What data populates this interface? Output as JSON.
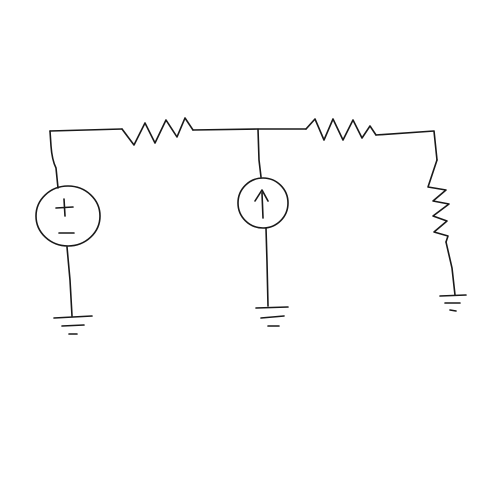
{
  "diagram": {
    "type": "circuit-schematic",
    "style": "hand-drawn",
    "stroke_color": "#1a1a1a",
    "background": "#ffffff",
    "components": [
      {
        "kind": "voltage-source",
        "markings": [
          "+",
          "−"
        ]
      },
      {
        "kind": "resistor",
        "orientation": "horizontal"
      },
      {
        "kind": "current-source",
        "direction": "up"
      },
      {
        "kind": "resistor",
        "orientation": "horizontal"
      },
      {
        "kind": "resistor",
        "orientation": "vertical"
      },
      {
        "kind": "ground"
      },
      {
        "kind": "ground"
      },
      {
        "kind": "ground"
      }
    ]
  }
}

————————

**Instructions to follow**
From the data above, copy each line that has the string "source".

**Task result**
        "kind": "voltage-source",
        "kind": "current-source",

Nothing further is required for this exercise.